◆ **RECORDS TO PROCESS**
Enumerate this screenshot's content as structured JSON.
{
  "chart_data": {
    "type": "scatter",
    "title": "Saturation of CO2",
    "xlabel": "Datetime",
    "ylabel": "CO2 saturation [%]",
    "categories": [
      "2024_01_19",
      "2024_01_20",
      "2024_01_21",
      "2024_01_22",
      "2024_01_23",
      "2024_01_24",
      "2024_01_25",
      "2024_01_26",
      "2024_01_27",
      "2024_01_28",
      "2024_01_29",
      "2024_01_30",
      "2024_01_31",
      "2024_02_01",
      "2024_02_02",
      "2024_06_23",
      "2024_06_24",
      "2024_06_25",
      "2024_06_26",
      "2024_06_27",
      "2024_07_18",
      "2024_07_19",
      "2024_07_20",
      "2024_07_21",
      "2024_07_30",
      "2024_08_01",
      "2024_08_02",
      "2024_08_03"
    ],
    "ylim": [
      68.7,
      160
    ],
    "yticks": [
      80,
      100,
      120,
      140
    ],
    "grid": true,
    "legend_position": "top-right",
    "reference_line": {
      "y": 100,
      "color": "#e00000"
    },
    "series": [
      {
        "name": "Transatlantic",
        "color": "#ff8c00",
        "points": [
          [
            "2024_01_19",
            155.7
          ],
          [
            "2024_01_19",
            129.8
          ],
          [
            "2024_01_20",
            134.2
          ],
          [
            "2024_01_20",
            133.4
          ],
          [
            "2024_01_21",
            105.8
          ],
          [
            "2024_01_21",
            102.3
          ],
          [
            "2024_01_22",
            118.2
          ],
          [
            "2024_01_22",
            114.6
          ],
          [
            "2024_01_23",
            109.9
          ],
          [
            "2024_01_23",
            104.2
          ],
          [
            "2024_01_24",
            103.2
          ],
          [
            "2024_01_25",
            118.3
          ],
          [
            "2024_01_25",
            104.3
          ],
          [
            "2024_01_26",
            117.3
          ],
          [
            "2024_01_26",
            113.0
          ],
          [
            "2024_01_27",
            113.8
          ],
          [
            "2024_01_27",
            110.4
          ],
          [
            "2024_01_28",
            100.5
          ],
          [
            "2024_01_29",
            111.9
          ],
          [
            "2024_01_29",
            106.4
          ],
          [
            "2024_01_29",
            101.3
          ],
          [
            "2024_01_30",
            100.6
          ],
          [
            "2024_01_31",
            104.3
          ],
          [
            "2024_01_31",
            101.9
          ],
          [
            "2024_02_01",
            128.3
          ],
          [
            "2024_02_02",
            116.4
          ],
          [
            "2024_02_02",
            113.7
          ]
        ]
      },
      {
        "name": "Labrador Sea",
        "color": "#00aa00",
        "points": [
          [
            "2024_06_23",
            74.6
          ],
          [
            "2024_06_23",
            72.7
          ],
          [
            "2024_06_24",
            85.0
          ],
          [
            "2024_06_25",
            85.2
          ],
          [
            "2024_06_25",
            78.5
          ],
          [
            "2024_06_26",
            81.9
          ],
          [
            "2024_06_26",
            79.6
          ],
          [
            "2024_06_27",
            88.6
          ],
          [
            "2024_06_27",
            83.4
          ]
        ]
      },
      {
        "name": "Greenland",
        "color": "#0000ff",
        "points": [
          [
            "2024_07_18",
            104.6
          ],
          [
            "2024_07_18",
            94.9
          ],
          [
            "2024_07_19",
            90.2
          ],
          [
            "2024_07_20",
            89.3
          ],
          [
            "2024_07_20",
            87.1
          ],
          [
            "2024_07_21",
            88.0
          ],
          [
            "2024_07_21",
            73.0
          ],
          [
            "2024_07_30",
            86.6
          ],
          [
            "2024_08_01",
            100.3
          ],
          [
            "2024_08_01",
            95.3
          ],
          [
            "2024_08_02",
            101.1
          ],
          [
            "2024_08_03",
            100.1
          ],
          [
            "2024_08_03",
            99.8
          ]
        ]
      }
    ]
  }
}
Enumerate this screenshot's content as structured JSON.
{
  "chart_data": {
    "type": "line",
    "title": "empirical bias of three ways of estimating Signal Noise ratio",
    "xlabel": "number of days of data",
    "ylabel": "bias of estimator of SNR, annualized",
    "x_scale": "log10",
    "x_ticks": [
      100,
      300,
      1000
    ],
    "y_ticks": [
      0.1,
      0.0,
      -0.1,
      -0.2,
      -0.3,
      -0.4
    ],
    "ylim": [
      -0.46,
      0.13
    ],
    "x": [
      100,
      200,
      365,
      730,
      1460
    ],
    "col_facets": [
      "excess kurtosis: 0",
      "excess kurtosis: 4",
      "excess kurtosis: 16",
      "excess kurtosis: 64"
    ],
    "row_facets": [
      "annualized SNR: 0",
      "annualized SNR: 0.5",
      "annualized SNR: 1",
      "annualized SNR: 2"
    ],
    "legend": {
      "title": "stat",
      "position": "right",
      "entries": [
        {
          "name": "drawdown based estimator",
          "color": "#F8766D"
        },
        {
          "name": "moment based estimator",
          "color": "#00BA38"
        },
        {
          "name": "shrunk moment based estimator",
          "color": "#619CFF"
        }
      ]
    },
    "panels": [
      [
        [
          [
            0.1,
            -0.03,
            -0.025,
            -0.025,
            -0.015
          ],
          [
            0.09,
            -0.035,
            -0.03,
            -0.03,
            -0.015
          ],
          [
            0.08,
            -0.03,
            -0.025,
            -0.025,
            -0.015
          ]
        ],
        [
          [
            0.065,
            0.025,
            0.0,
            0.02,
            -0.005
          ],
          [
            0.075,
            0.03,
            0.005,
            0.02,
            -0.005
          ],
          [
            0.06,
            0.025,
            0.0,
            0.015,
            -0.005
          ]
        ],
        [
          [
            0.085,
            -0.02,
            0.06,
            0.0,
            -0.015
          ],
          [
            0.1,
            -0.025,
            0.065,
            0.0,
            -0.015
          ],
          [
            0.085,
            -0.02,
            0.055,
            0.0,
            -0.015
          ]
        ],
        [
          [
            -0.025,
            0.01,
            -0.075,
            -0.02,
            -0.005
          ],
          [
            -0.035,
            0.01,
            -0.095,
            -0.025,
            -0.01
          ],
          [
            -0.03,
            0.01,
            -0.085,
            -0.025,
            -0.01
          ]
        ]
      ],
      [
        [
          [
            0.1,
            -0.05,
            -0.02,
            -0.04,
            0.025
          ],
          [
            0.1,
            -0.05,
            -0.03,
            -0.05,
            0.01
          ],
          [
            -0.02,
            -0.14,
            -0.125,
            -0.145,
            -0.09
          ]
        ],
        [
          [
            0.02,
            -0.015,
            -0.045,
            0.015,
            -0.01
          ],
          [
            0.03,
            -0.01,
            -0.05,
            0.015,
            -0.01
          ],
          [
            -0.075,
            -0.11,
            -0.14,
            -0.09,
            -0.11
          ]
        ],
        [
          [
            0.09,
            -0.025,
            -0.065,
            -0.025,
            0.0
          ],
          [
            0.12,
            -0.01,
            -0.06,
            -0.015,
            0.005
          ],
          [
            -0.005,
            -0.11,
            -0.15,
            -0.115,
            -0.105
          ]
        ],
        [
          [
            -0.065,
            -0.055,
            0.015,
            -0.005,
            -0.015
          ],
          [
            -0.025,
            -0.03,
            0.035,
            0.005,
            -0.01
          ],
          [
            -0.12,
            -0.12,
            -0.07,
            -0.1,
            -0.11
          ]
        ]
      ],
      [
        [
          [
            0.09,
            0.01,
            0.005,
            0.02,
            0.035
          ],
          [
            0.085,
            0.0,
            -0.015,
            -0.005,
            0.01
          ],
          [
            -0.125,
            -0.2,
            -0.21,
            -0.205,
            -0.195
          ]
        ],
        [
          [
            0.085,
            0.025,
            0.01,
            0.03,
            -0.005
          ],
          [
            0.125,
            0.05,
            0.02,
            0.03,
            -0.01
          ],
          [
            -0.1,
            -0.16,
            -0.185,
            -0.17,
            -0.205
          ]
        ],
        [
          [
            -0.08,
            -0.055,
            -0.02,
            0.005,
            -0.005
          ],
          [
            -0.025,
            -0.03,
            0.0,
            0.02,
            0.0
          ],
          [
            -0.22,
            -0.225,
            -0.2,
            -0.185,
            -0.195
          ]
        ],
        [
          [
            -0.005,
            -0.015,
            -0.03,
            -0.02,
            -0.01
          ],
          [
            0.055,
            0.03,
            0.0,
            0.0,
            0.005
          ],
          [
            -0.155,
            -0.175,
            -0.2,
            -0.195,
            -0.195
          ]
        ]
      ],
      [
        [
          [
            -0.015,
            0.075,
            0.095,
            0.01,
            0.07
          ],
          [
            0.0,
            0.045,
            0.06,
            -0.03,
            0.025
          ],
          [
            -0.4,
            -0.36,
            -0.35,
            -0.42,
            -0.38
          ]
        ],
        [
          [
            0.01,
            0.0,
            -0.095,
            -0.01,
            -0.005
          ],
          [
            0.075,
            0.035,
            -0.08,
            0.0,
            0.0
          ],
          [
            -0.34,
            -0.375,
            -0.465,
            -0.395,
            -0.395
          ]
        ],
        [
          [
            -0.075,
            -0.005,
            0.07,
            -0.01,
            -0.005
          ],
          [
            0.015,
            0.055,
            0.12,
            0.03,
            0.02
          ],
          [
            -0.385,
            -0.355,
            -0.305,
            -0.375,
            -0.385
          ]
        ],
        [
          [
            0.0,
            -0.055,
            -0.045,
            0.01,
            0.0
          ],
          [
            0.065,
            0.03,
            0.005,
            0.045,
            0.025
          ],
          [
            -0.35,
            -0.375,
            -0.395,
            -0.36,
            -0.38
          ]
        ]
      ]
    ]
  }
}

◆ **REQUEST**
Lines containing the word "moment" must all be returned from the material above.

◆ **ANSWER TO THE TASK**
          "name": "moment based estimator",
          "name": "shrunk moment based estimator",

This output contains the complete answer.